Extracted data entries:
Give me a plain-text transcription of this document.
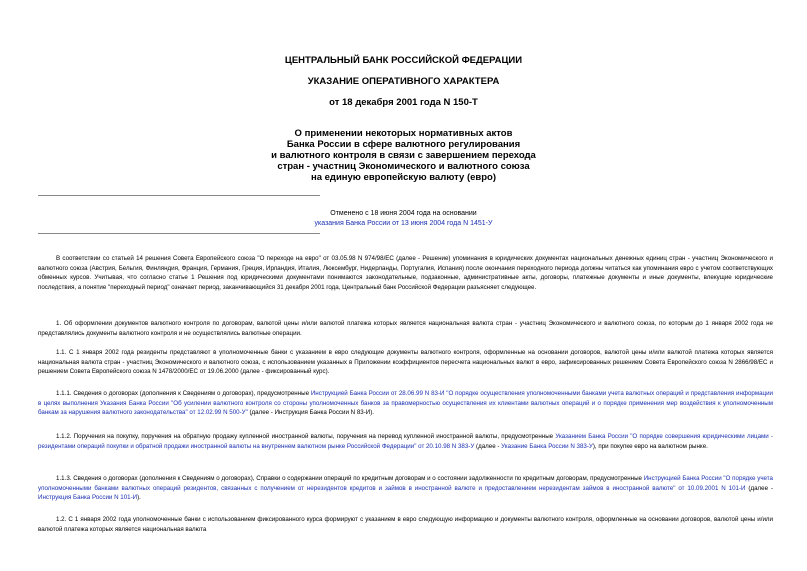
ЦЕНТРАЛЬНЫЙ БАНК РОССИЙСКОЙ ФЕДЕРАЦИИ
УКАЗАНИЕ ОПЕРАТИВНОГО ХАРАКТЕРА
от 18 декабря 2001 года N 150-Т
О применении некоторых нормативных актов
Банка России в сфере валютного регулирования
и валютного контроля в связи с завершением перехода
стран - участниц Экономического и валютного союза
на единую европейскую валюту (евро)
Отменено с 18 июня 2004 года на основании
указания Банка России от 13 июня 2004 года N 1451-У

В соответствии со статьей 14 решения Совета Европейского союза "О переходе на евро" от 03.05.98 N 974/98/ЕС (далее - Решение) упоминания в юридических документах национальных денежных единиц стран - участниц Экономического и валютного союза (Австрия, Бельгия, Финляндия, Франция, Германия, Греция, Ирландия, Италия, Люксембург, Нидерланды, Португалия, Испания) после окончания переходного периода должны читаться как упоминания евро с учетом соответствующих обменных курсов. Учитывая, что согласно статье 1 Решения под юридическими документами понимаются законодательные, подзаконные, административные акты, договоры, платежные документы и иные документы, влекущие юридические последствия, а понятие "переходный период" означает период, заканчивающийся 31 декабря 2001 года, Центральный банк Российской Федерации разъясняет следующее.

1. Об оформлении документов валютного контроля по договорам, валютой цены и/или валютой платежа которых является национальная валюта стран - участниц Экономического и валютного союза, по которым до 1 января 2002 года не представлялись документы валютного контроля и не осуществлялись валютные операции.

1.1. С 1 января 2002 года резиденты представляют в уполномоченные банки с указанием в евро следующие документы валютного контроля, оформленные на основании договоров, валютой цены и/или валютой платежа которых является национальная валюта стран - участниц Экономического и валютного союза, с использованием указанных в Приложении коэффициентов пересчета национальных валют в евро, зафиксированных решением Совета Европейского союза N 2866/98/ЕС и решением Совета Европейского союза N 1478/2000/ЕС от 19.06.2000 (далее - фиксированный курс).

1.1.1. Сведения о договорах (дополнения к Сведениям о договорах), предусмотренные Инструкцией Банка России от 28.06.99 N 83-И "О порядке осуществления уполномоченными банками учета валютных операций и представления информации в целях выполнения Указания Банка России "Об усилении валютного контроля со стороны уполномоченных банков за правомерностью осуществления их клиентами валютных операций и о порядке применения мер воздействия к уполномоченным банкам за нарушения валютного законодательства" от 12.02.99 N 500-У" (далее - Инструкция Банка России N 83-И).

1.1.2. Поручения на покупку, поручения на обратную продажу купленной иностранной валюты, поручения на перевод купленной иностранной валюты, предусмотренные Указанием Банка России "О порядке совершения юридическими лицами - резидентами операций покупки и обратной продажи иностранной валюты на внутреннем валютном рынке Российской Федерации" от 20.10.98 N 383-У (далее - Указание Банка России N 383-У), при покупке евро на валютном рынке.

1.1.3. Сведения о договорах (дополнения к Сведениям о договорах), Справки о содержании операций по кредитным договорам и о состоянии задолженности по кредитным договорам, предусмотренные Инструкцией Банка России "О порядке учета уполномоченными банками валютных операций резидентов, связанных с получением от нерезидентов кредитов и займов в иностранной валюте и предоставлением нерезидентам займов в иностранной валюте" от 10.09.2001 N 101-И (далее - Инструкция Банка России N 101-И).

1.2. С 1 января 2002 года уполномоченные банки с использованием фиксированного курса формируют с указанием в евро следующую информацию и документы валютного контроля, оформленные на основании договоров, валютой цены и/или валютой платежа которых является национальная валюта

◆ **What you will do**
Transcribe every line from the records above without alteration, and leave out the images.

◆ **Task output**
Give me a plain-text transcription of this document.
ЦЕНТРАЛЬНЫЙ БАНК РОССИЙСКОЙ ФЕДЕРАЦИИ
УКАЗАНИЕ ОПЕРАТИВНОГО ХАРАКТЕРА
от 18 декабря 2001 года N 150-Т
О применении некоторых нормативных актов
Банка России в сфере валютного регулирования
и валютного контроля в связи с завершением перехода
стран - участниц Экономического и валютного союза
на единую европейскую валюту (евро)
Отменено с 18 июня 2004 года на основании
указания Банка России от 13 июня 2004 года N 1451-У

В соответствии со статьей 14 решения Совета Европейского союза "О переходе на евро" от 03.05.98 N 974/98/ЕС (далее - Решение) упоминания в юридических документах национальных денежных единиц стран - участниц Экономического и валютного союза (Австрия, Бельгия, Финляндия, Франция, Германия, Греция, Ирландия, Италия, Люксембург, Нидерланды, Португалия, Испания) после окончания переходного периода должны читаться как упоминания евро с учетом соответствующих обменных курсов. Учитывая, что согласно статье 1 Решения под юридическими документами понимаются законодательные, подзаконные, административные акты, договоры, платежные документы и иные документы, влекущие юридические последствия, а понятие "переходный период" означает период, заканчивающийся 31 декабря 2001 года, Центральный банк Российской Федерации разъясняет следующее.

1. Об оформлении документов валютного контроля по договорам, валютой цены и/или валютой платежа которых является национальная валюта стран - участниц Экономического и валютного союза, по которым до 1 января 2002 года не представлялись документы валютного контроля и не осуществлялись валютные операции.

1.1. С 1 января 2002 года резиденты представляют в уполномоченные банки с указанием в евро следующие документы валютного контроля, оформленные на основании договоров, валютой цены и/или валютой платежа которых является национальная валюта стран - участниц Экономического и валютного союза, с использованием указанных в Приложении коэффициентов пересчета национальных валют в евро, зафиксированных решением Совета Европейского союза N 2866/98/ЕС и решением Совета Европейского союза N 1478/2000/ЕС от 19.06.2000 (далее - фиксированный курс).

1.1.1. Сведения о договорах (дополнения к Сведениям о договорах), предусмотренные Инструкцией Банка России от 28.06.99 N 83-И "О порядке осуществления уполномоченными банками учета валютных операций и представления информации в целях выполнения Указания Банка России "Об усилении валютного контроля со стороны уполномоченных банков за правомерностью осуществления их клиентами валютных операций и о порядке применения мер воздействия к уполномоченным банкам за нарушения валютного законодательства" от 12.02.99 N 500-У" (далее - Инструкция Банка России N 83-И).

1.1.2. Поручения на покупку, поручения на обратную продажу купленной иностранной валюты, поручения на перевод купленной иностранной валюты, предусмотренные Указанием Банка России "О порядке совершения юридическими лицами - резидентами операций покупки и обратной продажи иностранной валюты на внутреннем валютном рынке Российской Федерации" от 20.10.98 N 383-У (далее - Указание Банка России N 383-У), при покупке евро на валютном рынке.

1.1.3. Сведения о договорах (дополнения к Сведениям о договорах), Справки о содержании операций по кредитным договорам и о состоянии задолженности по кредитным договорам, предусмотренные Инструкцией Банка России "О порядке учета уполномоченными банками валютных операций резидентов, связанных с получением от нерезидентов кредитов и займов в иностранной валюте и предоставлением нерезидентам займов в иностранной валюте" от 10.09.2001 N 101-И (далее - Инструкция Банка России N 101-И).

1.2. С 1 января 2002 года уполномоченные банки с использованием фиксированного курса формируют с указанием в евро следующую информацию и документы валютного контроля, оформленные на основании договоров, валютой цены и/или валютой платежа которых является национальная валюта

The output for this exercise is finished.